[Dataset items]

####

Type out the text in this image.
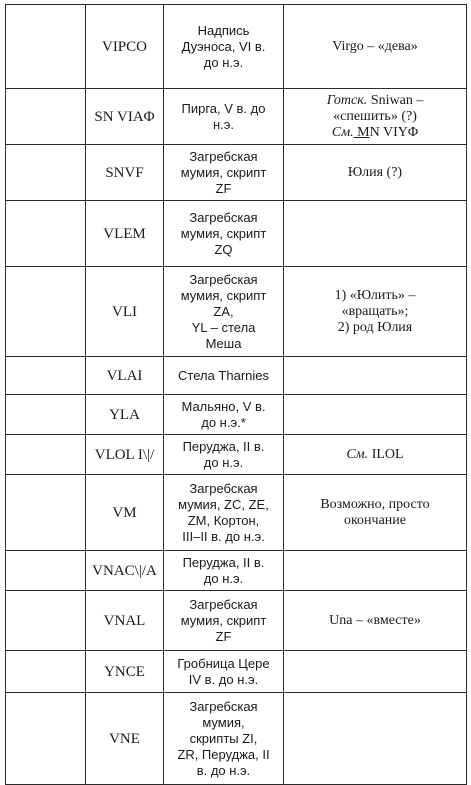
	VIPCO	Надпись
Дуэноса, VI в.
до н.э.	Virgo – «дева»

	SN VIAΦ	Пирга, V в. до
н.э.	Готск. Sniwan –
«спешить» (?)
См. MN VIYΦ

	SNVF	Загребская
мумия, скрипт
ZF	Юлия (?)

	VLEM	Загребская
мумия, скрипт
ZQ	

	VLI	Загребская
мумия, скрипт
ZA,
YL – стела
Меша	1) «Юлить» –
«вращать»;
2) род Юлия

	VLAI	Стела Tharnies	

	YLA	Мальяно, V в.
до н.э.*	

	VLOL I\|/	Перуджа, II в.
до н.э.	См. ILOL

	VM	Загребская
мумия, ZC, ZE,
ZM, Кортон,
III–II в. до н.э.	Возможно, просто
окончание

	VNAC\|/A	Перуджа, II в.
до н.э.	

	VNAL	Загребская
мумия, скрипт
ZF	Una – «вместе»

	YNCE	Гробница Церe
IV в. до н.э.	

	VNE	Загребская
мумия,
скрипты ZI,
ZR, Перуджа, II
в. до н.э.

####

> _Brief_
Scan the material and collect every line that contains "Перуджа".

> _Exercise response_
	VLOL I\|/	Перуджа, II в.
	VNAC\|/A	Перуджа, II в.
ZR, Перуджа, II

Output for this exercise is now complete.